▶ **Your objective**: Identify every line containing the word "Well" and reproduce each one.

▶ **Material to process**:
◇ ◇ ◇ ◇ ◇

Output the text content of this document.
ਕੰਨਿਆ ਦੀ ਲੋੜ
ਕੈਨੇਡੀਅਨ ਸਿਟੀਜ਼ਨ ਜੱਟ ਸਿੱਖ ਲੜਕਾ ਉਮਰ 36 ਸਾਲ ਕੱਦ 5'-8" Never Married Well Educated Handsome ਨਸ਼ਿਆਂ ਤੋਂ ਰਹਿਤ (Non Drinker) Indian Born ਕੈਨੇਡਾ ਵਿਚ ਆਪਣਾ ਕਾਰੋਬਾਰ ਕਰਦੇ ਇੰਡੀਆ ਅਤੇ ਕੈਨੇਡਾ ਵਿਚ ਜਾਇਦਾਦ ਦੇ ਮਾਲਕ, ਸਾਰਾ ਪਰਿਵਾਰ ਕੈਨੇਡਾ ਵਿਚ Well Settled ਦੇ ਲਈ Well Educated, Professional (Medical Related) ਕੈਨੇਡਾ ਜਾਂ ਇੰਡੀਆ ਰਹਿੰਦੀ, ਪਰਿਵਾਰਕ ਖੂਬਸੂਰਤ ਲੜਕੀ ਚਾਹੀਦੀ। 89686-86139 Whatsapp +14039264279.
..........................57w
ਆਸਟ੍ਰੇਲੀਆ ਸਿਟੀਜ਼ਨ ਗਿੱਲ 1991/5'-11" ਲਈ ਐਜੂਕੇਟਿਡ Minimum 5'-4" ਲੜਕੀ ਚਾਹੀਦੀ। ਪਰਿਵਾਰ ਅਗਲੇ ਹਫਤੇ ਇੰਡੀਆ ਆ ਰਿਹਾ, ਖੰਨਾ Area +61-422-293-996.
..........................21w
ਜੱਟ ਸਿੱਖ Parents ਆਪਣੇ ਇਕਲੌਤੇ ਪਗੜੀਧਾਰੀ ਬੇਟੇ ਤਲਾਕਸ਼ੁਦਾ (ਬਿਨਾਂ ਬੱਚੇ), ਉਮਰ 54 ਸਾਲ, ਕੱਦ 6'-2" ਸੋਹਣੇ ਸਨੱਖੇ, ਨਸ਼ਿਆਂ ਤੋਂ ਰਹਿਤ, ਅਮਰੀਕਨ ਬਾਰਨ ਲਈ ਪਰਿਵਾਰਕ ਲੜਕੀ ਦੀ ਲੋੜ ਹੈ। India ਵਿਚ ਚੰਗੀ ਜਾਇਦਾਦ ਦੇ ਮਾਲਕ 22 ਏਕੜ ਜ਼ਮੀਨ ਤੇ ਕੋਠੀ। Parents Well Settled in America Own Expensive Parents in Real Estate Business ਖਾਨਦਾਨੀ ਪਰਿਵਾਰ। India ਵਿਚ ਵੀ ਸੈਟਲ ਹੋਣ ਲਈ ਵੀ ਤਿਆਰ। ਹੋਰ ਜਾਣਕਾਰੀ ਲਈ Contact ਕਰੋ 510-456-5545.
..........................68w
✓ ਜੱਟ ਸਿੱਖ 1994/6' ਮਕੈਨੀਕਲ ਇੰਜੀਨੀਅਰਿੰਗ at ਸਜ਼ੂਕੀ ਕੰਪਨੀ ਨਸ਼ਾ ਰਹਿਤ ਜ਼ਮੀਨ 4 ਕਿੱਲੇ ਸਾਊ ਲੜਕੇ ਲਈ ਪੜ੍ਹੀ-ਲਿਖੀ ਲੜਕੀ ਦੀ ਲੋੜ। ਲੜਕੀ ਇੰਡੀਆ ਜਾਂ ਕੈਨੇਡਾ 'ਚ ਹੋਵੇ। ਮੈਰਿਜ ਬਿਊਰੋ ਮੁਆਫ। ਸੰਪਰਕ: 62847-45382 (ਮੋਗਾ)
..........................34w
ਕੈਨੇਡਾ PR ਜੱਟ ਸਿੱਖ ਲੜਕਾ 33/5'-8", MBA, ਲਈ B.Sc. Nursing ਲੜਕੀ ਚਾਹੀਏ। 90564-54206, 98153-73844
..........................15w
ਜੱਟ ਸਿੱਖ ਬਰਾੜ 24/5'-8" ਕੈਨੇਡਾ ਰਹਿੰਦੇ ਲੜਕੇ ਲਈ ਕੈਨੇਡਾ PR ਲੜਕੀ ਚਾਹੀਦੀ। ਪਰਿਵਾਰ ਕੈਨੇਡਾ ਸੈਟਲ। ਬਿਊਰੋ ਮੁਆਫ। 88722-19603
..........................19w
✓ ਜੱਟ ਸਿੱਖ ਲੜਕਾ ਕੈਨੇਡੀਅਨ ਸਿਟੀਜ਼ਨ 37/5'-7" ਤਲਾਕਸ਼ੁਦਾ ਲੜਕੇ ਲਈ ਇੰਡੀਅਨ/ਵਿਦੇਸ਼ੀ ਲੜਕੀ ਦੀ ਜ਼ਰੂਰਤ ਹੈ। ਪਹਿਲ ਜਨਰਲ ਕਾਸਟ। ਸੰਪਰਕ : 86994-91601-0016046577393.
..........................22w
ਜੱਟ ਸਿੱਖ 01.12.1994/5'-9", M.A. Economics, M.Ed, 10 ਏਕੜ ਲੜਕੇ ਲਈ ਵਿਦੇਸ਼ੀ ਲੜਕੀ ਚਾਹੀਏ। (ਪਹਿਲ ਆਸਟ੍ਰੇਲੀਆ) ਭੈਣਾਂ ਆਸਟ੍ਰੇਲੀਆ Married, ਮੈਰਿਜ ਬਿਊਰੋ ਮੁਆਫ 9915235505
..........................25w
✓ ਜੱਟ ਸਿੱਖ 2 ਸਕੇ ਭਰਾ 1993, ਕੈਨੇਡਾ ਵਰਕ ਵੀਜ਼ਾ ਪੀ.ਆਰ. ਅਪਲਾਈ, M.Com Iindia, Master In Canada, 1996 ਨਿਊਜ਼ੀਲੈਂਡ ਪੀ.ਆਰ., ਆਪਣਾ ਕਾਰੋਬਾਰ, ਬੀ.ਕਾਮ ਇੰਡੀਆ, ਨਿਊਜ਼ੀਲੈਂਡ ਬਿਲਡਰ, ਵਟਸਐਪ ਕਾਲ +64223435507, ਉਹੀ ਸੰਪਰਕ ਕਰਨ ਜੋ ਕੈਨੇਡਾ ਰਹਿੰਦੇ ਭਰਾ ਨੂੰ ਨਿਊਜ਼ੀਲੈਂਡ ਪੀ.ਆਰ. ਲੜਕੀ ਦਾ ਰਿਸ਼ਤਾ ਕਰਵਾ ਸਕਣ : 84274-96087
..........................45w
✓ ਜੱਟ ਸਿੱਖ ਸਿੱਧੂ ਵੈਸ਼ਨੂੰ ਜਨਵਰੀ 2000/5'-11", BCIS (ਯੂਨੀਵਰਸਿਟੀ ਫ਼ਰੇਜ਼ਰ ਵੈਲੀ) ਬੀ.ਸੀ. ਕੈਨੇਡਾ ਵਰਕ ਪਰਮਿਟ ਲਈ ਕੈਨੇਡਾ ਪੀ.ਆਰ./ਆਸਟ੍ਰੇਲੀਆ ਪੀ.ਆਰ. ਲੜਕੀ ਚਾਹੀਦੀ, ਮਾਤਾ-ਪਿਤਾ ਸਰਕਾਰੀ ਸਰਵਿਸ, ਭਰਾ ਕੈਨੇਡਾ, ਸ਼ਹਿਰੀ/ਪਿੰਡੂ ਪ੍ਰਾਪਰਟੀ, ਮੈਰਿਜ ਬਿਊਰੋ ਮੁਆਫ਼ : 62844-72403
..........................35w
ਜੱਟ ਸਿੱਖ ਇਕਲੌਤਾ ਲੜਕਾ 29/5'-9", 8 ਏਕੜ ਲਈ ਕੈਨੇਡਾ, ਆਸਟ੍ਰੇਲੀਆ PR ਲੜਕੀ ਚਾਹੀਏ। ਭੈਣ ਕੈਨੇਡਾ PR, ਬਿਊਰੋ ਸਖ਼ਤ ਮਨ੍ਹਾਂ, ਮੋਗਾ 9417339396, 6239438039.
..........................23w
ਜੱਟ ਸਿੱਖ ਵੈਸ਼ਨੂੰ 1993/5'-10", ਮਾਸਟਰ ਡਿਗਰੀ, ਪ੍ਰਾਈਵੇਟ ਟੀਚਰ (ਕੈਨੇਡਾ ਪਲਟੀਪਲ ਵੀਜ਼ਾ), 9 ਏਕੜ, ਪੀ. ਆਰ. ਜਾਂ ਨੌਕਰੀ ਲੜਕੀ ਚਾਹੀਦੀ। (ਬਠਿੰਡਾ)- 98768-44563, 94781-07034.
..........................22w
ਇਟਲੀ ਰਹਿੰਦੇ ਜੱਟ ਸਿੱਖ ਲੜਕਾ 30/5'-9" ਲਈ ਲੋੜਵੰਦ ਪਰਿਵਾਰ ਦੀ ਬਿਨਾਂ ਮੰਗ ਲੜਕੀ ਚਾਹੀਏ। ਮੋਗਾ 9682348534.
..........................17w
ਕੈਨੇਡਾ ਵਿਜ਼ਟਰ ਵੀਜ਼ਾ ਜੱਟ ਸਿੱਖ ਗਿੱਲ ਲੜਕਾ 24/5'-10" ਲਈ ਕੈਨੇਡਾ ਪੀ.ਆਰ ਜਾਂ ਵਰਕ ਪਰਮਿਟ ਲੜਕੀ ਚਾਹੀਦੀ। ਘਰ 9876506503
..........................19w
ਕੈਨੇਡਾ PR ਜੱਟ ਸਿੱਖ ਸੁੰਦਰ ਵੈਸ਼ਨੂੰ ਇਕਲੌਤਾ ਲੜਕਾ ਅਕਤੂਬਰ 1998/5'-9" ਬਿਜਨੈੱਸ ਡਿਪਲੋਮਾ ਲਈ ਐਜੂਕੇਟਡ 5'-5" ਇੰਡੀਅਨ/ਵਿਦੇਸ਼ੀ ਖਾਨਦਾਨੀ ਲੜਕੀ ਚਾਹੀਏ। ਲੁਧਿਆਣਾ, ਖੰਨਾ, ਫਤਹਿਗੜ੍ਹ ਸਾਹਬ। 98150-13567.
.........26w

◇ ◇ ◇ ◇ ◇

▶ **Reply to the exercise**:
ਕੈਨੇਡੀਅਨ ਸਿਟੀਜ਼ਨ ਜੱਟ ਸਿੱਖ ਲੜਕਾ ਉਮਰ 36 ਸਾਲ ਕੱਦ 5'-8" Never Married Well Educated Handsome ਨਸ਼ਿਆਂ ਤੋਂ ਰਹਿਤ (Non Drinker) Indian Born ਕੈਨੇਡਾ ਵਿਚ ਆਪਣਾ ਕਾਰੋਬਾਰ ਕਰਦੇ ਇੰਡੀਆ ਅਤੇ ਕੈਨੇਡਾ ਵਿਚ ਜਾਇਦਾਦ ਦੇ ਮਾਲਕ, ਸਾਰਾ ਪਰਿਵਾਰ ਕੈਨੇਡਾ ਵਿਚ Well Settled ਦੇ ਲਈ Well Educated, Professional (Medical Related) ਕੈਨੇਡਾ ਜਾਂ ਇੰਡੀਆ ਰਹਿੰਦੀ, ਪਰਿਵਾਰਕ ਖੂਬਸੂਰਤ ਲੜਕੀ ਚਾਹੀਦੀ। 89686-86139 Whatsapp +14039264279.
ਜੱਟ ਸਿੱਖ Parents ਆਪਣੇ ਇਕਲੌਤੇ ਪਗੜੀਧਾਰੀ ਬੇਟੇ ਤਲਾਕਸ਼ੁਦਾ (ਬਿਨਾਂ ਬੱਚੇ), ਉਮਰ 54 ਸਾਲ, ਕੱਦ 6'-2" ਸੋਹਣੇ ਸਨੱਖੇ, ਨਸ਼ਿਆਂ ਤੋਂ ਰਹਿਤ, ਅਮਰੀਕਨ ਬਾਰਨ ਲਈ ਪਰਿਵਾਰਕ ਲੜਕੀ ਦੀ ਲੋੜ ਹੈ। India ਵਿਚ ਚੰਗੀ ਜਾਇਦਾਦ ਦੇ ਮਾਲਕ 22 ਏਕੜ ਜ਼ਮੀਨ ਤੇ ਕੋਠੀ। Parents Well Settled in America Own Expensive Parents in Real Estate Business ਖਾਨਦਾਨੀ ਪਰਿਵਾਰ। India ਵਿਚ ਵੀ ਸੈਟਲ ਹੋਣ ਲਈ ਵੀ ਤਿਆਰ। ਹੋਰ ਜਾਣਕਾਰੀ ਲਈ Contact ਕਰੋ 510-456-5545.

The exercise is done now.